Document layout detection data
——

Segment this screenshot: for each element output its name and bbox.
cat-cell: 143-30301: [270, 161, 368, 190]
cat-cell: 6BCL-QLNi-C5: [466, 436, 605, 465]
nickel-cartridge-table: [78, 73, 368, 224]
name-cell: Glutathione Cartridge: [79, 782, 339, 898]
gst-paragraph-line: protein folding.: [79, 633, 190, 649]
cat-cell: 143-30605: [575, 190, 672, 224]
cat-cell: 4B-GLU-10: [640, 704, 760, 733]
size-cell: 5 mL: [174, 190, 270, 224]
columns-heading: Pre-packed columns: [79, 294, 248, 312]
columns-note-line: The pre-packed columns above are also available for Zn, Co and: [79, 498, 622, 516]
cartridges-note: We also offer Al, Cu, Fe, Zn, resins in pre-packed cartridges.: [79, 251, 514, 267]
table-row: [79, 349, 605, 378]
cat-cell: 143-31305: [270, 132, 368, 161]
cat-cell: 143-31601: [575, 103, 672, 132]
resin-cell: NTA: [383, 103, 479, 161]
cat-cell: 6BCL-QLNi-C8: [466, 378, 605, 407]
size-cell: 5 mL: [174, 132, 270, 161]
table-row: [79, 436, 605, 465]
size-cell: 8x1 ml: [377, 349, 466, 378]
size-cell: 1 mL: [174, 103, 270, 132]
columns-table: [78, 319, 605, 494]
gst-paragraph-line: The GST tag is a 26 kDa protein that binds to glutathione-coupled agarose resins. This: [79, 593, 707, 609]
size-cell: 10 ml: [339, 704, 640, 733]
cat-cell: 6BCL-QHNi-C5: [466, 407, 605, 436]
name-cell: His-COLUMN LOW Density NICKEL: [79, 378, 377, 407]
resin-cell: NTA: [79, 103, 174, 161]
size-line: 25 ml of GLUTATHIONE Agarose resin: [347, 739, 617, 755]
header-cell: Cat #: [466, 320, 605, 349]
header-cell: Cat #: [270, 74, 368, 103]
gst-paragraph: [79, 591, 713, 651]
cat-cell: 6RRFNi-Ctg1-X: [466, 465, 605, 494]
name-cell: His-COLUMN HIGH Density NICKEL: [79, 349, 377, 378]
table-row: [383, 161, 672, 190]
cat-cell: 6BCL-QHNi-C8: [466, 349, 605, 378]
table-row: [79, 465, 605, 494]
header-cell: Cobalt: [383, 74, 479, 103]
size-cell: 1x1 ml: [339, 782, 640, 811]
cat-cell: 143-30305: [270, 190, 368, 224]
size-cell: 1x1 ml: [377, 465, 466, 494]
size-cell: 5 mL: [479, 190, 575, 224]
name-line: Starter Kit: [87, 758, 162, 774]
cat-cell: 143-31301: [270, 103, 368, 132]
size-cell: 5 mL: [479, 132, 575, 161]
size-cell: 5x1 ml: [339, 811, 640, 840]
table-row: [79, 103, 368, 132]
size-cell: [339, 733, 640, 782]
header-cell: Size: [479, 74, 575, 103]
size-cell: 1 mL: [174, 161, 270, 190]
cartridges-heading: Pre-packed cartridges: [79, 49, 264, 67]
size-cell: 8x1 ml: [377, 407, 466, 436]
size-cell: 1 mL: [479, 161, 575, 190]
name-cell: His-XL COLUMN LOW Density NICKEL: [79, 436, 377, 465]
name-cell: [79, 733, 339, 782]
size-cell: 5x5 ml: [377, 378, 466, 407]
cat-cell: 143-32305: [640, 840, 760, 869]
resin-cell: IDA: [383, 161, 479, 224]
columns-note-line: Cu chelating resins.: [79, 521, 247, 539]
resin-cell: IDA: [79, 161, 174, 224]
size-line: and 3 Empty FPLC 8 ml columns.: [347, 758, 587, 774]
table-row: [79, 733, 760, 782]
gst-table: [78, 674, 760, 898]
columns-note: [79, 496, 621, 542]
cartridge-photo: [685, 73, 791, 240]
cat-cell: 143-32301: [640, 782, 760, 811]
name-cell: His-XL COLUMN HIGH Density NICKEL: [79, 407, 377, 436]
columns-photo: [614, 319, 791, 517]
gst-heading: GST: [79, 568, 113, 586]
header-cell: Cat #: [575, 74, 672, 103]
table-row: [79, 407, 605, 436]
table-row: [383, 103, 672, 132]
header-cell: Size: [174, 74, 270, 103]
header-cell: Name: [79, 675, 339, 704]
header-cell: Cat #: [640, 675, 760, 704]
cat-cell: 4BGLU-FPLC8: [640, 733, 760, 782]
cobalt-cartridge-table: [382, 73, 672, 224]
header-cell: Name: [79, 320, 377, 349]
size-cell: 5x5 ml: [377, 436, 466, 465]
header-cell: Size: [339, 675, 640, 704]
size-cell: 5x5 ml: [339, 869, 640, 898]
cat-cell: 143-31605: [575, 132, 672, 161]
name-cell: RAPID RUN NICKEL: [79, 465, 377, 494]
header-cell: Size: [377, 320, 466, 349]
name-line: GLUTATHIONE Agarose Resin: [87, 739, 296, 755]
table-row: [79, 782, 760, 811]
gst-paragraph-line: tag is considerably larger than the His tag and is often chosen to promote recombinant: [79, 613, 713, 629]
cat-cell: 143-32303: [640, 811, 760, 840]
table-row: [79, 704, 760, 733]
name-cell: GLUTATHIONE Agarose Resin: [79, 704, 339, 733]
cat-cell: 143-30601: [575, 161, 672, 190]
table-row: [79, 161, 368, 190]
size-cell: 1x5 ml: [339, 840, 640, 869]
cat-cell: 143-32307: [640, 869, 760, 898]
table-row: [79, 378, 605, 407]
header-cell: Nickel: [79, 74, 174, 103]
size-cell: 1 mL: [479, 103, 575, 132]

——

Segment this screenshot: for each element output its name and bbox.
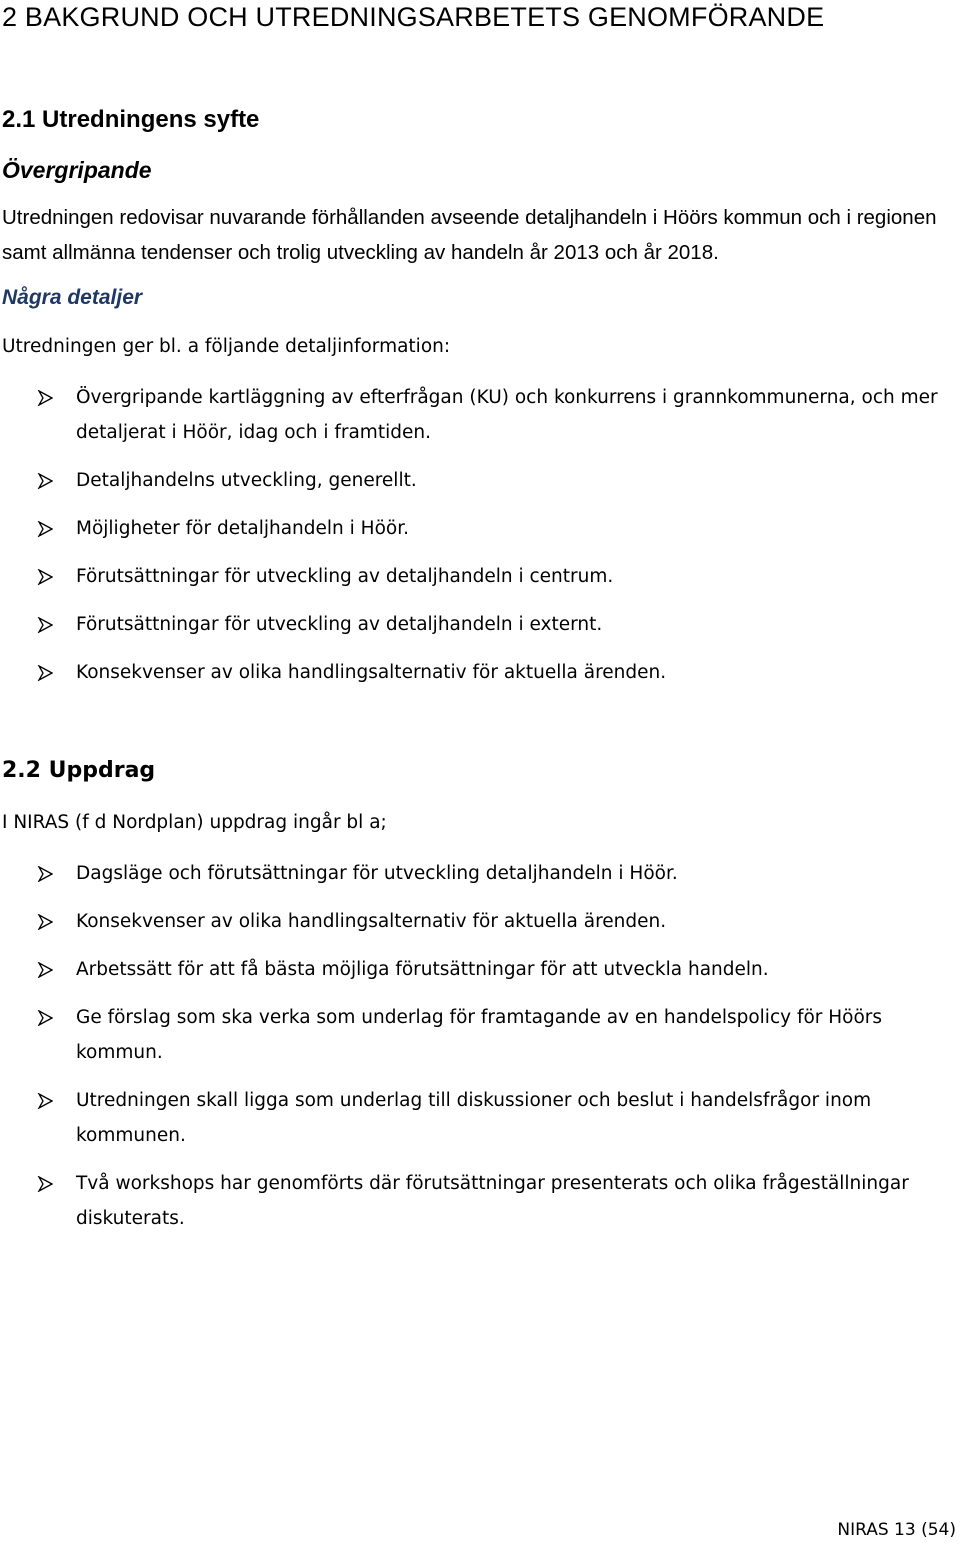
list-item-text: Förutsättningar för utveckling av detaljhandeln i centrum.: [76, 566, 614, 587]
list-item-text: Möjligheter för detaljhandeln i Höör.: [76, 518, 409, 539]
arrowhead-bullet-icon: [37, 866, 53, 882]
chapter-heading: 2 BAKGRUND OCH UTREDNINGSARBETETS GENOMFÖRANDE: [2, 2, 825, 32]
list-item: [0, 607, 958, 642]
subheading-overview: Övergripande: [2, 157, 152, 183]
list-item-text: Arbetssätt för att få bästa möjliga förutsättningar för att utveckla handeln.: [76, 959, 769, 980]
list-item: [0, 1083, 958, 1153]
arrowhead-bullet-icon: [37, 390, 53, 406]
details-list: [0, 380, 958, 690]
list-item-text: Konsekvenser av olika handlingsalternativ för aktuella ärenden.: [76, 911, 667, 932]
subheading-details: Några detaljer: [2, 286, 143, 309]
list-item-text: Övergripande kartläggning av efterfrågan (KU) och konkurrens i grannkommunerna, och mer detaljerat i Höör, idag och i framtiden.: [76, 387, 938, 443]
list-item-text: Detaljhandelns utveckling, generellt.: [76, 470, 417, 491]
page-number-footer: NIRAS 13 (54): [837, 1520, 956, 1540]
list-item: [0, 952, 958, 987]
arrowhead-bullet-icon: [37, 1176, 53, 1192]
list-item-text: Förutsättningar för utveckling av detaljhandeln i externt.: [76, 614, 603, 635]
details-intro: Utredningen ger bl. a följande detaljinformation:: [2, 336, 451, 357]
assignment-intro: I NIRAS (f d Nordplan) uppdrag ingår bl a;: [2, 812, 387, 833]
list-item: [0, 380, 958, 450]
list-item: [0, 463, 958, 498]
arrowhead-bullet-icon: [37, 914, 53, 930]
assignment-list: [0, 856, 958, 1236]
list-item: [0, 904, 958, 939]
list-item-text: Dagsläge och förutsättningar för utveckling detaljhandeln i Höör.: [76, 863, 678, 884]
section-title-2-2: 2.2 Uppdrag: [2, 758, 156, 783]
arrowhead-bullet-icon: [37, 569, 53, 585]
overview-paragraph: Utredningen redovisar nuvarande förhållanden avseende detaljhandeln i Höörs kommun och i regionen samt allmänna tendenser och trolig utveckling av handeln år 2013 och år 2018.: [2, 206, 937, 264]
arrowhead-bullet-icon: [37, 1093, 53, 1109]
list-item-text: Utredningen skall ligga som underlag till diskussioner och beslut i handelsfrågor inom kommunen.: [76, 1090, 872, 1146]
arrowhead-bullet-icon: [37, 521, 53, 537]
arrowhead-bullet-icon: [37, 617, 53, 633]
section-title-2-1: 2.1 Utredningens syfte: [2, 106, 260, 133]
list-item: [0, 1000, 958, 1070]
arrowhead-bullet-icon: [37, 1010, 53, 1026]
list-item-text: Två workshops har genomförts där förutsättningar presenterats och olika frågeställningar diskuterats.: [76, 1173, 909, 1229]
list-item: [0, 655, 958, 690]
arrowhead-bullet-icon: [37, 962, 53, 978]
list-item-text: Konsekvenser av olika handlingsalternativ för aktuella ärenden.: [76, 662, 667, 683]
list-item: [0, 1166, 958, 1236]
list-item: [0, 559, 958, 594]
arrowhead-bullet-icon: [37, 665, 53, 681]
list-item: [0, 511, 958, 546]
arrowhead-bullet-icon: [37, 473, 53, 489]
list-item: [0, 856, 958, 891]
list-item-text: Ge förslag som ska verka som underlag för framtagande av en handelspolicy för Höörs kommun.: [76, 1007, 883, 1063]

——

▶ _What the exercise asks_
Pull every line containing the string "subheading" out of the data above and copy it.

▶ _Reply_
subheading-overview: Övergripande: [2, 157, 152, 183]
subheading-details: Några detaljer: [2, 286, 143, 309]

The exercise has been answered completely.